* EXERCISE DETAILS:
Write out each record again exactly as it stands.

[Saved entries]

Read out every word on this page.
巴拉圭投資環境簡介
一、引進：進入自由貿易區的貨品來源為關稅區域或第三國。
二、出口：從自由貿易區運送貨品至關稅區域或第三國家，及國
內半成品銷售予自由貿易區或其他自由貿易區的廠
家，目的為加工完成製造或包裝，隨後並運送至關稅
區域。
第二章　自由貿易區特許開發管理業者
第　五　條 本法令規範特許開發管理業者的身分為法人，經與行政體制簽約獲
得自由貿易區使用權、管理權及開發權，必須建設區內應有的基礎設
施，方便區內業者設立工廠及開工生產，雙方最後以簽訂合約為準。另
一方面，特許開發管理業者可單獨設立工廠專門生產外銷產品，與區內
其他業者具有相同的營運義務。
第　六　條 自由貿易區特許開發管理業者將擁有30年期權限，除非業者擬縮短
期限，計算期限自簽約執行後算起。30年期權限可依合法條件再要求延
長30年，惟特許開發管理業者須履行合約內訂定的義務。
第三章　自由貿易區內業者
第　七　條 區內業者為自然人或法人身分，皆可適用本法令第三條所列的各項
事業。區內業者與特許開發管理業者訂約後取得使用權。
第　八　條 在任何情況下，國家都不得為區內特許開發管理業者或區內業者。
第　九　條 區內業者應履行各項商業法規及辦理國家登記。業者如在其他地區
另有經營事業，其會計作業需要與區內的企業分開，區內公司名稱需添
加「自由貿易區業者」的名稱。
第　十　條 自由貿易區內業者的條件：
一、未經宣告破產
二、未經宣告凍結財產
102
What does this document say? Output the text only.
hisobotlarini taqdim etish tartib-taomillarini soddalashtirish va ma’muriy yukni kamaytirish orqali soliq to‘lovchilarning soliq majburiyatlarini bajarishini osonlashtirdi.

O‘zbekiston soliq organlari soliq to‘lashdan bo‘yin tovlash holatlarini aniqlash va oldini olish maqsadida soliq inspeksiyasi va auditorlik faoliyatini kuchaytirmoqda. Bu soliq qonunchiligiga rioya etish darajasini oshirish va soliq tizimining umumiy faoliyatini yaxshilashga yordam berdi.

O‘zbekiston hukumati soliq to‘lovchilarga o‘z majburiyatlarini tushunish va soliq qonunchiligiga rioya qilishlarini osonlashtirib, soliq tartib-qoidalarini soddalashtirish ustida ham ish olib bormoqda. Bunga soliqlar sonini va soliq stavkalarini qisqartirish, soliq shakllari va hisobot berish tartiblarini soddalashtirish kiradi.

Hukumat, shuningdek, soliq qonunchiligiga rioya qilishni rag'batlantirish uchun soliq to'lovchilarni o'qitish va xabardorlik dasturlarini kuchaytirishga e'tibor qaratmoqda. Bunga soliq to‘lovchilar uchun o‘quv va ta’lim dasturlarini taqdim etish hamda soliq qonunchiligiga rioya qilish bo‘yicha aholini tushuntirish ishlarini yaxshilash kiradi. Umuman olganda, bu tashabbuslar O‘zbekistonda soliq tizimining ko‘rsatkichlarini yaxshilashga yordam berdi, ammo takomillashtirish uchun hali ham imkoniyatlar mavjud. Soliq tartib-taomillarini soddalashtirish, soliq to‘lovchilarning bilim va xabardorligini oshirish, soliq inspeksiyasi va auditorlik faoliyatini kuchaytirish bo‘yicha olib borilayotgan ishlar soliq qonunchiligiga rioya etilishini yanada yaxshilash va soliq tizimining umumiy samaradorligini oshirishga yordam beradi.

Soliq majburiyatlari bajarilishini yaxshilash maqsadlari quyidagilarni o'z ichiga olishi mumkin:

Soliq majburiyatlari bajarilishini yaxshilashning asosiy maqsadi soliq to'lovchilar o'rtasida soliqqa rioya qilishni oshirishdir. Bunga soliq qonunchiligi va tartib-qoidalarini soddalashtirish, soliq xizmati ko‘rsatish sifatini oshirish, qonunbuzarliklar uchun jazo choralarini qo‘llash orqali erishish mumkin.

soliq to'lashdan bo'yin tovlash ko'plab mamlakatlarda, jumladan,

* THE SOLUTION:
Read out every word on this page.
巴拉圭投資環境簡介
一、引進：進入自由貿易區的貨品來源為關稅區域或第三國。
二、出口：從自由貿易區運送貨品至關稅區域或第三國家，及國
內半成品銷售予自由貿易區或其他自由貿易區的廠
家，目的為加工完成製造或包裝，隨後並運送至關稅
區域。
第二章　自由貿易區特許開發管理業者
第　五　條 本法令規範特許開發管理業者的身分為法人，經與行政體制簽約獲
得自由貿易區使用權、管理權及開發權，必須建設區內應有的基礎設
施，方便區內業者設立工廠及開工生產，雙方最後以簽訂合約為準。另
一方面，特許開發管理業者可單獨設立工廠專門生產外銷產品，與區內
其他業者具有相同的營運義務。
第　六　條 自由貿易區特許開發管理業者將擁有30年期權限，除非業者擬縮短
期限，計算期限自簽約執行後算起。30年期權限可依合法條件再要求延
長30年，惟特許開發管理業者須履行合約內訂定的義務。
第三章　自由貿易區內業者
第　七　條 區內業者為自然人或法人身分，皆可適用本法令第三條所列的各項
事業。區內業者與特許開發管理業者訂約後取得使用權。
第　八　條 在任何情況下，國家都不得為區內特許開發管理業者或區內業者。
第　九　條 區內業者應履行各項商業法規及辦理國家登記。業者如在其他地區
另有經營事業，其會計作業需要與區內的企業分開，區內公司名稱需添
加「自由貿易區業者」的名稱。
第　十　條 自由貿易區內業者的條件：
一、未經宣告破產
二、未經宣告凍結財產
102
What does this document say? Output the text only.
hisobotlarini taqdim etish tartib-taomillarini soddalashtirish va ma’muriy yukni kamaytirish orqali soliq to‘lovchilarning soliq majburiyatlarini bajarishini osonlashtirdi.

O‘zbekiston soliq organlari soliq to‘lashdan bo‘yin tovlash holatlarini aniqlash va oldini olish maqsadida soliq inspeksiyasi va auditorlik faoliyatini kuchaytirmoqda. Bu soliq qonunchiligiga rioya etish darajasini oshirish va soliq tizimining umumiy faoliyatini yaxshilashga yordam berdi.

O‘zbekiston hukumati soliq to‘lovchilarga o‘z majburiyatlarini tushunish va soliq qonunchiligiga rioya qilishlarini osonlashtirib, soliq tartib-qoidalarini soddalashtirish ustida ham ish olib bormoqda. Bunga soliqlar sonini va soliq stavkalarini qisqartirish, soliq shakllari va hisobot berish tartiblarini soddalashtirish kiradi.

Hukumat, shuningdek, soliq qonunchiligiga rioya qilishni rag'batlantirish uchun soliq to'lovchilarni o'qitish va xabardorlik dasturlarini kuchaytirishga e'tibor qaratmoqda. Bunga soliq to‘lovchilar uchun o‘quv va ta’lim dasturlarini taqdim etish hamda soliq qonunchiligiga rioya qilish bo‘yicha aholini tushuntirish ishlarini yaxshilash kiradi. Umuman olganda, bu tashabbuslar O‘zbekistonda soliq tizimining ko‘rsatkichlarini yaxshilashga yordam berdi, ammo takomillashtirish uchun hali ham imkoniyatlar mavjud. Soliq tartib-taomillarini soddalashtirish, soliq to‘lovchilarning bilim va xabardorligini oshirish, soliq inspeksiyasi va auditorlik faoliyatini kuchaytirish bo‘yicha olib borilayotgan ishlar soliq qonunchiligiga rioya etilishini yanada yaxshilash va soliq tizimining umumiy samaradorligini oshirishga yordam beradi.

Soliq majburiyatlari bajarilishini yaxshilash maqsadlari quyidagilarni o'z ichiga olishi mumkin:

Soliq majburiyatlari bajarilishini yaxshilashning asosiy maqsadi soliq to'lovchilar o'rtasida soliqqa rioya qilishni oshirishdir. Bunga soliq qonunchiligi va tartib-qoidalarini soddalashtirish, soliq xizmati ko‘rsatish sifatini oshirish, qonunbuzarliklar uchun jazo choralarini qo‘llash orqali erishish mumkin.

soliq to'lashdan bo'yin tovlash ko'plab mamlakatlarda, jumladan,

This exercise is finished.